* **CHALLENGE A**: Translate this sentence from the comment thread into Spanish: "I’m glad someone is thinking about it in case it does turn out to be valuable."

═══ DOCUMENT PASSAGE

I didn’t mean to be “dismissive” of it in the sense of definitely thinking it’s not valuable. I just mean I haven’t yet been convinced that it is valuable. I’m glad someone is thinking about it in case it does turn out to be valuable. As you say, what needs to be evaluated is the claim that this perspective is useful. I haven’t been following the developments closely, but I’ve heard a few conference talks, and they didn’t leave me thinking that any usefulness of this perspective has been demonstrated yet.

In particular, I’m somewhat worried about the loss of information in passing to the poset of commutative subalgebras, but I probably don’t really know enough quantum mechanics to be qualified to worry. The monoidal-categories graphical-calculus approach to quantum mechanics and information theory that Bob Coecke and his group have been developing seems to me like a more faithful category-theoretic description of the “quantum world.” Cf. the Rosetta stone and all that.

I’d be more excited about topos-theoretic quantum mechanics if I could see a translation of some nontrivial bit of “classical” quantum mechanics into this language. Can you solve the harmonic oscillator? Predict the results of any experiments?

Posted by: Mike Shulman on March 15, 2011 1:01 AM | Permalink | Reply to this

Re: Category Theory and Metaphysics

Agreed, we lack worked examples.
(I believe the same holds for old-style quantum logic.)

However, John Harding and Andreas Doering show in Abelian subalgebras and the Jordan structure of a von Neumann algebra that we can “almost” reconstruct the von Neumann algebra from its commutative subalgebras. Hence, there is good hope that not too much is lost in the transition to the topos.

Bas

Posted by: Bas Spitters on March 15, 2011 10:14 AM | Permalink | Reply to this

Re: Category Theory and Metaphysics

In particular, I’m somewhat worried about the loss of information in passing to the poset of commutative subalgebras

As I said, it is interesting to note that Harding and Döring show that the isomorphism classes of posets of commutative subalgebras of AA correspond to the isomorphism class of the Jordan algebra structure of AA. In view of the relation between Jordan algebras and convex cones of observables that John was reviewing lately, it seems as if this can be read as saying that passage to the poset of commutative subalgebras forgets precisely that part of the information in AA that is redundant for the description of the quantum theory.

══════
═══ RECORD LIST

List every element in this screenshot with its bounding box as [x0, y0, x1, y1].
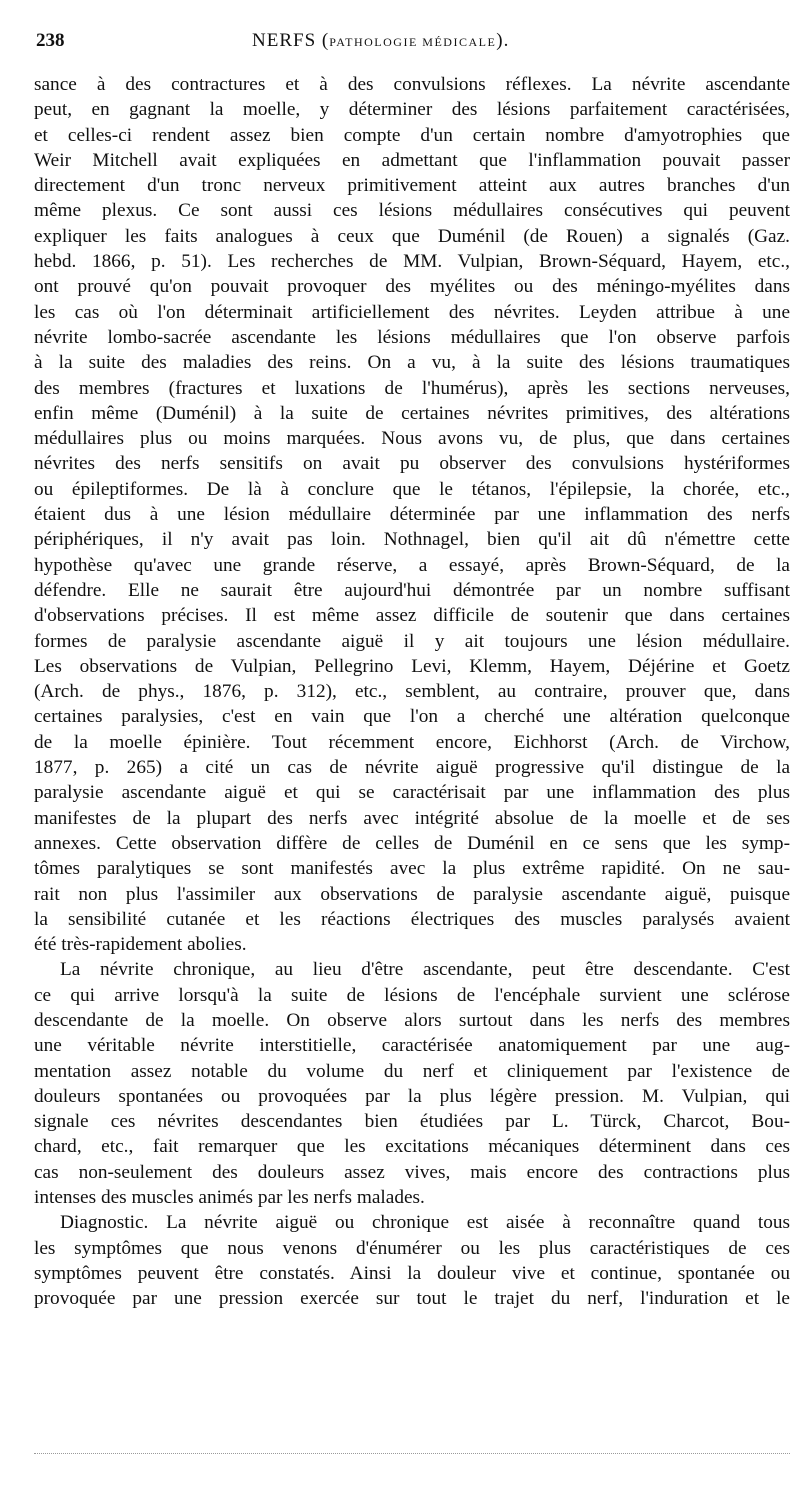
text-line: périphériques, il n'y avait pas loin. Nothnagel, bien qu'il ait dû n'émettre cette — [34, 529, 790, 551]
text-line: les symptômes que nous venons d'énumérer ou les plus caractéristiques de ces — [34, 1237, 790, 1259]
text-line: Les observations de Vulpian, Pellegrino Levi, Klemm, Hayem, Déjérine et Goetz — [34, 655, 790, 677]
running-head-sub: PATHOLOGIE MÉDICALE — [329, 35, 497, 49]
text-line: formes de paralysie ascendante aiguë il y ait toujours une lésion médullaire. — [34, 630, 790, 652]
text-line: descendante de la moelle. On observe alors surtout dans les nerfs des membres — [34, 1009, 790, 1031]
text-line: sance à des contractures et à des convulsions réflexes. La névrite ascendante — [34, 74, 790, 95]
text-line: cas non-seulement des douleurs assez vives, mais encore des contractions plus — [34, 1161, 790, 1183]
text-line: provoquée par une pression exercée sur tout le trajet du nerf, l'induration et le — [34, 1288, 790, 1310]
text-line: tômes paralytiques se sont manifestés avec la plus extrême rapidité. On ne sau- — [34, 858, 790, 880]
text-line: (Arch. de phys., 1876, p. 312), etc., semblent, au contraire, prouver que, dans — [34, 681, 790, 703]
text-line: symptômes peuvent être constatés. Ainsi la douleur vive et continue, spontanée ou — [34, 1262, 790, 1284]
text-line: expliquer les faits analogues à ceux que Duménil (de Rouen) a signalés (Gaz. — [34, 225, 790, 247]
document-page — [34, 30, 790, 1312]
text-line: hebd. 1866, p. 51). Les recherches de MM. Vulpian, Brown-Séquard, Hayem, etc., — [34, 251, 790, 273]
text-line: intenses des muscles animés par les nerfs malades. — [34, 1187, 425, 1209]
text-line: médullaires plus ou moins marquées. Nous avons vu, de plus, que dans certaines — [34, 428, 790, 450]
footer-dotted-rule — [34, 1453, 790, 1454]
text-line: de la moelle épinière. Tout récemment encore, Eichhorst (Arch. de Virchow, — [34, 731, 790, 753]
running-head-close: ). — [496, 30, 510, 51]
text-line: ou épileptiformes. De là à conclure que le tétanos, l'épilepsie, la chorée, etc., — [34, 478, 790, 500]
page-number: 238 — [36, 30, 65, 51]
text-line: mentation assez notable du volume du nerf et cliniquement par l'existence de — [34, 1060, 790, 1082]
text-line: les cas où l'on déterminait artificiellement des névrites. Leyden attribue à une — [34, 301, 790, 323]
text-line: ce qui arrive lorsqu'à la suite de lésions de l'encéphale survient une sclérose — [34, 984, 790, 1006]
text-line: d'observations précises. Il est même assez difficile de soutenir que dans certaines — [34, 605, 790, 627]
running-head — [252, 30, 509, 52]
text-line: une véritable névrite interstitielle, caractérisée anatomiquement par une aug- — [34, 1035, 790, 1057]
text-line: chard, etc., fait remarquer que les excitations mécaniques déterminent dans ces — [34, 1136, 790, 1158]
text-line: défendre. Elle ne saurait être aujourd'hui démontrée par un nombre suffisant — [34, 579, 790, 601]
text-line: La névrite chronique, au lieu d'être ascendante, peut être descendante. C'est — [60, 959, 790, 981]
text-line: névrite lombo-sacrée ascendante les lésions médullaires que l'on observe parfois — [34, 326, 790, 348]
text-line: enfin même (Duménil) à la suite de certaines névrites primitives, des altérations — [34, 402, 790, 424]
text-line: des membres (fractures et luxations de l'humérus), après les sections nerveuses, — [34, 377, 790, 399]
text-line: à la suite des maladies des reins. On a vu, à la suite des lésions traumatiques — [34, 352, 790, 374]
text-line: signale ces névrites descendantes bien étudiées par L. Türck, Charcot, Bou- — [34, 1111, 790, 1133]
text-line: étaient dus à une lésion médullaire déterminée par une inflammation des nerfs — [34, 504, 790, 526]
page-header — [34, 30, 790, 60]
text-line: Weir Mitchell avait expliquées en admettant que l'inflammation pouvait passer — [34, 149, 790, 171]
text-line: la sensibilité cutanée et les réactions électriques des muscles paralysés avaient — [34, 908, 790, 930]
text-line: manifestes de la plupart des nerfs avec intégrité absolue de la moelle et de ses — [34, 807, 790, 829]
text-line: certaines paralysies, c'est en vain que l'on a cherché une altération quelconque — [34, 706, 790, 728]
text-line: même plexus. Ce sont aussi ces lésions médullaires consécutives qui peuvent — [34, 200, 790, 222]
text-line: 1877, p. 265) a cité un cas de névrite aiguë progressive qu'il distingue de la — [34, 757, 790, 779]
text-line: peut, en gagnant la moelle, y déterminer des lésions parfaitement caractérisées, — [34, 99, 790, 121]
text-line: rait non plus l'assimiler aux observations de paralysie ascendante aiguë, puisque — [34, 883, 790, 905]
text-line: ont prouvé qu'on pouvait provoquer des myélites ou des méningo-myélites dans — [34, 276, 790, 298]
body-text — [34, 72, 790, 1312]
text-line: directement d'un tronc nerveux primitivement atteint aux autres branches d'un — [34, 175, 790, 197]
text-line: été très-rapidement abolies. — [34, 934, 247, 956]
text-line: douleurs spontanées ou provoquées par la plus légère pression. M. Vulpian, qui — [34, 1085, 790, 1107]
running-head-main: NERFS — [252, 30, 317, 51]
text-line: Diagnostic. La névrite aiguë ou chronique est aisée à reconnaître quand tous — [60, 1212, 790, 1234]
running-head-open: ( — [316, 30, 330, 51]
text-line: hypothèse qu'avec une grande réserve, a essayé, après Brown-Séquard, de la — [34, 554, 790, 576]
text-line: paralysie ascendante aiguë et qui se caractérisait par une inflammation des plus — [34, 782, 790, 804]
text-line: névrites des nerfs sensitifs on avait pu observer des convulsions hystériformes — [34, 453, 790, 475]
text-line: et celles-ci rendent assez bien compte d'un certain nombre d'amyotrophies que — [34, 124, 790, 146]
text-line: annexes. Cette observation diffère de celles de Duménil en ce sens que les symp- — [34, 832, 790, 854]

══════

* **CHALLENGE B**: Duplicate the lines of the listing from the line with "text-line: périphériques, il" up to and including the line with "text-line: les symptômes".

* **TASK OUTPUT A**: Me alegra que alguien esté pensando en ello por si resulta ser valioso.

* **TASK OUTPUT B**:
text-line: périphériques, il n'y avait pas loin. Nothnagel, bien qu'il ait dû n'émettre cette — [34, 529, 790, 551]
text-line: les symptômes que nous venons d'énumérer ou les plus caractéristiques de ces — [34, 1237, 790, 1259]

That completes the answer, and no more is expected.